[EXERCISE PROMPT]: Your task is to print all of the data word for word.

[GIVEN RECORDS]:
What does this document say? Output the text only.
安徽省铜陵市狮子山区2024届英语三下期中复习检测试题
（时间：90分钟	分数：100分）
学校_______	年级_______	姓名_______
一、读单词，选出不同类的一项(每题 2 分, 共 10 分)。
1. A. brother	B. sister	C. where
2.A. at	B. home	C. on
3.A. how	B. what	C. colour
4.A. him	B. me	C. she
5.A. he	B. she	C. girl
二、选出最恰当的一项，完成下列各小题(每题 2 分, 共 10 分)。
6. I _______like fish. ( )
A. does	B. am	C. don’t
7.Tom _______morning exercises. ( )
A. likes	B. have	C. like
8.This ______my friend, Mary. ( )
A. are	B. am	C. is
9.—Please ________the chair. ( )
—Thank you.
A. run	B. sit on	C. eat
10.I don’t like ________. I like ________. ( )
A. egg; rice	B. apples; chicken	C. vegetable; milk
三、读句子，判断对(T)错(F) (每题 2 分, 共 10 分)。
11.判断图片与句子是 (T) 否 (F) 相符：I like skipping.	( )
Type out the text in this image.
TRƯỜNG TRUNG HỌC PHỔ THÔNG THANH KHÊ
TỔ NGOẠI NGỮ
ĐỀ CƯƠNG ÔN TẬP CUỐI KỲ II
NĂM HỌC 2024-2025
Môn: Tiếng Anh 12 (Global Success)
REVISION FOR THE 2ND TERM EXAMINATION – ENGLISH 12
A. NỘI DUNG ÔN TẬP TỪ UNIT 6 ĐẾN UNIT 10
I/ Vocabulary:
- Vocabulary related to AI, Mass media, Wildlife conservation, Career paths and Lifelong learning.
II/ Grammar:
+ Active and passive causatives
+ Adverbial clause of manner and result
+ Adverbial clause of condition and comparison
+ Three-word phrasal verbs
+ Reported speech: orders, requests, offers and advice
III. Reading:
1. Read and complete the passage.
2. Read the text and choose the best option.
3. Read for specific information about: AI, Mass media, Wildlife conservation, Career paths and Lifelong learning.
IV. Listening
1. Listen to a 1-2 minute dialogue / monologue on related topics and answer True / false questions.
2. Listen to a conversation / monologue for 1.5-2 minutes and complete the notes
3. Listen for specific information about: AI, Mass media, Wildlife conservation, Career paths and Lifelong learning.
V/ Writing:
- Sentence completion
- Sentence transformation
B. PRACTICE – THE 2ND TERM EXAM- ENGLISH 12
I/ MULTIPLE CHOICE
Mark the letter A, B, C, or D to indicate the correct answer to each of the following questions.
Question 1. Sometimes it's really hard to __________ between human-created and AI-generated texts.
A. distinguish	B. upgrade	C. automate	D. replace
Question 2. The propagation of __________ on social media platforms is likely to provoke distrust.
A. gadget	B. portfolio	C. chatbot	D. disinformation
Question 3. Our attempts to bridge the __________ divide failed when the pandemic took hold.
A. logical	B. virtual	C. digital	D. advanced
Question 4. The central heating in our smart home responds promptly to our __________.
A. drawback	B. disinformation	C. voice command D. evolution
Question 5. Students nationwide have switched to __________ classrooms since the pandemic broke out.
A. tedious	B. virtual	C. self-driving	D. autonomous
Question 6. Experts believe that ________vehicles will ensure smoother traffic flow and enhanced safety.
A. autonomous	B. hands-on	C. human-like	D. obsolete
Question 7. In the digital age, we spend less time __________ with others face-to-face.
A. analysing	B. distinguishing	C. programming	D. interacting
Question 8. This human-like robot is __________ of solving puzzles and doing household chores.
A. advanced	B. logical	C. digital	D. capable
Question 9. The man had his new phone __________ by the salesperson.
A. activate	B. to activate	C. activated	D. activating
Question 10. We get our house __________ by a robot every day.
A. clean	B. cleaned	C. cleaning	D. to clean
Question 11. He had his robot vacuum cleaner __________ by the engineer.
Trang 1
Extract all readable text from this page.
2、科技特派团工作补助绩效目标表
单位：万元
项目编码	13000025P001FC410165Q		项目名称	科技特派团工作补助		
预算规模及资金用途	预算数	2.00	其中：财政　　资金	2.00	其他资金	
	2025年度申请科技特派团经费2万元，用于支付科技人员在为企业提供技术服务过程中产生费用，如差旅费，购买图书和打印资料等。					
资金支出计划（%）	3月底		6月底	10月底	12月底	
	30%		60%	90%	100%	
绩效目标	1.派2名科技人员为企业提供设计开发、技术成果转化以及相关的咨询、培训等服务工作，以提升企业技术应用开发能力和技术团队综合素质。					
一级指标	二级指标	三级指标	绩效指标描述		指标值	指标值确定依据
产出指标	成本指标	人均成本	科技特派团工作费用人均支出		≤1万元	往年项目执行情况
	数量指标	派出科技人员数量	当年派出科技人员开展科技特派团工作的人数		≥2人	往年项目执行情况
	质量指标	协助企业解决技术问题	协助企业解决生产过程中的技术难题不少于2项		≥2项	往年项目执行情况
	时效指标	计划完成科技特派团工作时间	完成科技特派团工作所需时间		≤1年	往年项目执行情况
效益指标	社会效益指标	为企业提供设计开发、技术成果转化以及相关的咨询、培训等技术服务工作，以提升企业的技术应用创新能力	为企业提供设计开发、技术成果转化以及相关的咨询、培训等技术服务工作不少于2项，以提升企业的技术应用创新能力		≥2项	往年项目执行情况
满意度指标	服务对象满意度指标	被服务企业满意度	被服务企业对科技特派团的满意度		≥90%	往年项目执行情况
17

[SOLUTION TO THE EXERCISE]:
What does this document say? Output the text only.
安徽省铜陵市狮子山区2024届英语三下期中复习检测试题
（时间：90分钟	分数：100分）
学校_______	年级_______	姓名_______
一、读单词，选出不同类的一项(每题 2 分, 共 10 分)。
1. A. brother	B. sister	C. where
2.A. at	B. home	C. on
3.A. how	B. what	C. colour
4.A. him	B. me	C. she
5.A. he	B. she	C. girl
二、选出最恰当的一项，完成下列各小题(每题 2 分, 共 10 分)。
6. I _______like fish. ( )
A. does	B. am	C. don’t
7.Tom _______morning exercises. ( )
A. likes	B. have	C. like
8.This ______my friend, Mary. ( )
A. are	B. am	C. is
9.—Please ________the chair. ( )
—Thank you.
A. run	B. sit on	C. eat
10.I don’t like ________. I like ________. ( )
A. egg; rice	B. apples; chicken	C. vegetable; milk
三、读句子，判断对(T)错(F) (每题 2 分, 共 10 分)。
11.判断图片与句子是 (T) 否 (F) 相符：I like skipping.	( )
Type out the text in this image.
TRƯỜNG TRUNG HỌC PHỔ THÔNG THANH KHÊ
TỔ NGOẠI NGỮ
ĐỀ CƯƠNG ÔN TẬP CUỐI KỲ II
NĂM HỌC 2024-2025
Môn: Tiếng Anh 12 (Global Success)
REVISION FOR THE 2ND TERM EXAMINATION – ENGLISH 12
A. NỘI DUNG ÔN TẬP TỪ UNIT 6 ĐẾN UNIT 10
I/ Vocabulary:
- Vocabulary related to AI, Mass media, Wildlife conservation, Career paths and Lifelong learning.
II/ Grammar:
+ Active and passive causatives
+ Adverbial clause of manner and result
+ Adverbial clause of condition and comparison
+ Three-word phrasal verbs
+ Reported speech: orders, requests, offers and advice
III. Reading:
1. Read and complete the passage.
2. Read the text and choose the best option.
3. Read for specific information about: AI, Mass media, Wildlife conservation, Career paths and Lifelong learning.
IV. Listening
1. Listen to a 1-2 minute dialogue / monologue on related topics and answer True / false questions.
2. Listen to a conversation / monologue for 1.5-2 minutes and complete the notes
3. Listen for specific information about: AI, Mass media, Wildlife conservation, Career paths and Lifelong learning.
V/ Writing:
- Sentence completion
- Sentence transformation
B. PRACTICE – THE 2ND TERM EXAM- ENGLISH 12
I/ MULTIPLE CHOICE
Mark the letter A, B, C, or D to indicate the correct answer to each of the following questions.
Question 1. Sometimes it's really hard to __________ between human-created and AI-generated texts.
A. distinguish	B. upgrade	C. automate	D. replace
Question 2. The propagation of __________ on social media platforms is likely to provoke distrust.
A. gadget	B. portfolio	C. chatbot	D. disinformation
Question 3. Our attempts to bridge the __________ divide failed when the pandemic took hold.
A. logical	B. virtual	C. digital	D. advanced
Question 4. The central heating in our smart home responds promptly to our __________.
A. drawback	B. disinformation	C. voice command D. evolution
Question 5. Students nationwide have switched to __________ classrooms since the pandemic broke out.
A. tedious	B. virtual	C. self-driving	D. autonomous
Question 6. Experts believe that ________vehicles will ensure smoother traffic flow and enhanced safety.
A. autonomous	B. hands-on	C. human-like	D. obsolete
Question 7. In the digital age, we spend less time __________ with others face-to-face.
A. analysing	B. distinguishing	C. programming	D. interacting
Question 8. This human-like robot is __________ of solving puzzles and doing household chores.
A. advanced	B. logical	C. digital	D. capable
Question 9. The man had his new phone __________ by the salesperson.
A. activate	B. to activate	C. activated	D. activating
Question 10. We get our house __________ by a robot every day.
A. clean	B. cleaned	C. cleaning	D. to clean
Question 11. He had his robot vacuum cleaner __________ by the engineer.
Trang 1
Extract all readable text from this page.
2、科技特派团工作补助绩效目标表
单位：万元
项目编码	13000025P001FC410165Q		项目名称	科技特派团工作补助		
预算规模及资金用途	预算数	2.00	其中：财政　　资金	2.00	其他资金	
	2025年度申请科技特派团经费2万元，用于支付科技人员在为企业提供技术服务过程中产生费用，如差旅费，购买图书和打印资料等。					
资金支出计划（%）	3月底		6月底	10月底	12月底	
	30%		60%	90%	100%	
绩效目标	1.派2名科技人员为企业提供设计开发、技术成果转化以及相关的咨询、培训等服务工作，以提升企业技术应用开发能力和技术团队综合素质。					
一级指标	二级指标	三级指标	绩效指标描述		指标值	指标值确定依据
产出指标	成本指标	人均成本	科技特派团工作费用人均支出		≤1万元	往年项目执行情况
	数量指标	派出科技人员数量	当年派出科技人员开展科技特派团工作的人数		≥2人	往年项目执行情况
	质量指标	协助企业解决技术问题	协助企业解决生产过程中的技术难题不少于2项		≥2项	往年项目执行情况
	时效指标	计划完成科技特派团工作时间	完成科技特派团工作所需时间		≤1年	往年项目执行情况
效益指标	社会效益指标	为企业提供设计开发、技术成果转化以及相关的咨询、培训等技术服务工作，以提升企业的技术应用创新能力	为企业提供设计开发、技术成果转化以及相关的咨询、培训等技术服务工作不少于2项，以提升企业的技术应用创新能力		≥2项	往年项目执行情况
满意度指标	服务对象满意度指标	被服务企业满意度	被服务企业对科技特派团的满意度		≥90%	往年项目执行情况
17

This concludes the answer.